### SET TASK
Repeat all of the material below exactly as written, images excluded.

Collected data entries
____________________

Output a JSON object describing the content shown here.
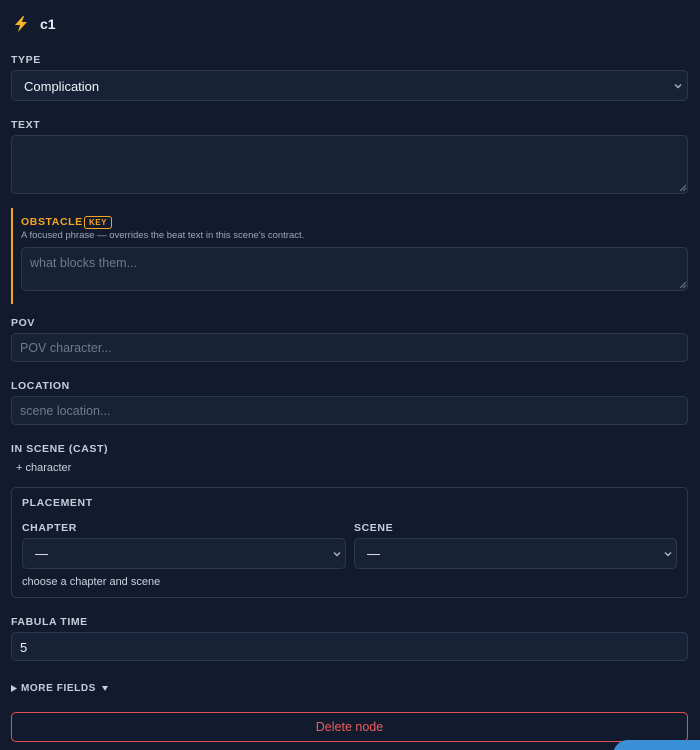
{
  "header": {
    "icon": "lightning-icon",
    "title": "c1"
  },
  "type_field": {
    "label": "TYPE",
    "value": "Complication"
  },
  "text_field": {
    "label": "TEXT",
    "value": ""
  },
  "obstacle": {
    "label": "OBSTACLE",
    "badge": "KEY",
    "help": "A focused phrase — overrides the beat text in this scene's contract.",
    "placeholder": "what blocks them...",
    "accent_color": "#f5a524"
  },
  "pov": {
    "label": "POV",
    "placeholder": "POV character..."
  },
  "location": {
    "label": "LOCATION",
    "placeholder": "scene location..."
  },
  "cast": {
    "label": "IN SCENE (CAST)",
    "add_label": "+ character"
  },
  "placement": {
    "label": "PLACEMENT",
    "chapter_label": "CHAPTER",
    "chapter_value": "—",
    "scene_label": "SCENE",
    "scene_value": "—",
    "hint": "choose a chapter and scene"
  },
  "fabula_time": {
    "label": "FABULA TIME",
    "value": "5"
  },
  "more_fields": {
    "label": "MORE FIELDS"
  },
  "delete": {
    "label": "Delete node",
    "color": "#e05252"
  }
}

____________________

### EXERCISE RESULT
Output a JSON object describing the content shown here.
{
  "header": {
    "icon": "lightning-icon",
    "title": "c1"
  },
  "type_field": {
    "label": "TYPE",
    "value": "Complication"
  },
  "text_field": {
    "label": "TEXT",
    "value": ""
  },
  "obstacle": {
    "label": "OBSTACLE",
    "badge": "KEY",
    "help": "A focused phrase — overrides the beat text in this scene's contract.",
    "placeholder": "what blocks them...",
    "accent_color": "#f5a524"
  },
  "pov": {
    "label": "POV",
    "placeholder": "POV character..."
  },
  "location": {
    "label": "LOCATION",
    "placeholder": "scene location..."
  },
  "cast": {
    "label": "IN SCENE (CAST)",
    "add_label": "+ character"
  },
  "placement": {
    "label": "PLACEMENT",
    "chapter_label": "CHAPTER",
    "chapter_value": "—",
    "scene_label": "SCENE",
    "scene_value": "—",
    "hint": "choose a chapter and scene"
  },
  "fabula_time": {
    "label": "FABULA TIME",
    "value": "5"
  },
  "more_fields": {
    "label": "MORE FIELDS"
  },
  "delete": {
    "label": "Delete node",
    "color": "#e05252"
  }
}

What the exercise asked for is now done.